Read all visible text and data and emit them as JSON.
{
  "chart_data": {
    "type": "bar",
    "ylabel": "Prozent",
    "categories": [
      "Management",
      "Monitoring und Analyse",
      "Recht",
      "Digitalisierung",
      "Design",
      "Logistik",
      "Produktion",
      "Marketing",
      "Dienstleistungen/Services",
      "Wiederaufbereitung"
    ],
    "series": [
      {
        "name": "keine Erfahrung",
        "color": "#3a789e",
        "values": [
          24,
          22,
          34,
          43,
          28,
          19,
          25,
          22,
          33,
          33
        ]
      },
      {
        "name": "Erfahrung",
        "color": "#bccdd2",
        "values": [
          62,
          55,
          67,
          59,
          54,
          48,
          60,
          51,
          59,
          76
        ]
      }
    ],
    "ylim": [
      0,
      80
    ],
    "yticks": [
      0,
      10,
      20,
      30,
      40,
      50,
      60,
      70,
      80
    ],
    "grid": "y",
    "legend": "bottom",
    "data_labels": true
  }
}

☆ ☆ ☆

→ Task brief
Print every entry exactly as written.

→ Task answer
Read all visible text and data and emit them as JSON.
{
  "chart_data": {
    "type": "bar",
    "ylabel": "Prozent",
    "categories": [
      "Management",
      "Monitoring und Analyse",
      "Recht",
      "Digitalisierung",
      "Design",
      "Logistik",
      "Produktion",
      "Marketing",
      "Dienstleistungen/Services",
      "Wiederaufbereitung"
    ],
    "series": [
      {
        "name": "keine Erfahrung",
        "color": "#3a789e",
        "values": [
          24,
          22,
          34,
          43,
          28,
          19,
          25,
          22,
          33,
          33
        ]
      },
      {
        "name": "Erfahrung",
        "color": "#bccdd2",
        "values": [
          62,
          55,
          67,
          59,
          54,
          48,
          60,
          51,
          59,
          76
        ]
      }
    ],
    "ylim": [
      0,
      80
    ],
    "yticks": [
      0,
      10,
      20,
      30,
      40,
      50,
      60,
      70,
      80
    ],
    "grid": "y",
    "legend": "bottom",
    "data_labels": true
  }
}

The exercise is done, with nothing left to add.